[Collected data]

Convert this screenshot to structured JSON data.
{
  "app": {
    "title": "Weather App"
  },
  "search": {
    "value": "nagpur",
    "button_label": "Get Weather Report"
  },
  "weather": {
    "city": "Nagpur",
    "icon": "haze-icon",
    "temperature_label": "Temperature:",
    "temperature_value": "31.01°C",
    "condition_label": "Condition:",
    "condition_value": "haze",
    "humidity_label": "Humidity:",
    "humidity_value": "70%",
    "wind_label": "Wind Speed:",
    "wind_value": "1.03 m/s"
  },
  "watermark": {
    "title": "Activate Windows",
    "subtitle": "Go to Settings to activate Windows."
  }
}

Requirements: Set out the complete listing exactly as shown.

Answer to this task:
Convert this screenshot to structured JSON data.
{
  "app": {
    "title": "Weather App"
  },
  "search": {
    "value": "nagpur",
    "button_label": "Get Weather Report"
  },
  "weather": {
    "city": "Nagpur",
    "icon": "haze-icon",
    "temperature_label": "Temperature:",
    "temperature_value": "31.01°C",
    "condition_label": "Condition:",
    "condition_value": "haze",
    "humidity_label": "Humidity:",
    "humidity_value": "70%",
    "wind_label": "Wind Speed:",
    "wind_value": "1.03 m/s"
  },
  "watermark": {
    "title": "Activate Windows",
    "subtitle": "Go to Settings to activate Windows."
  }
}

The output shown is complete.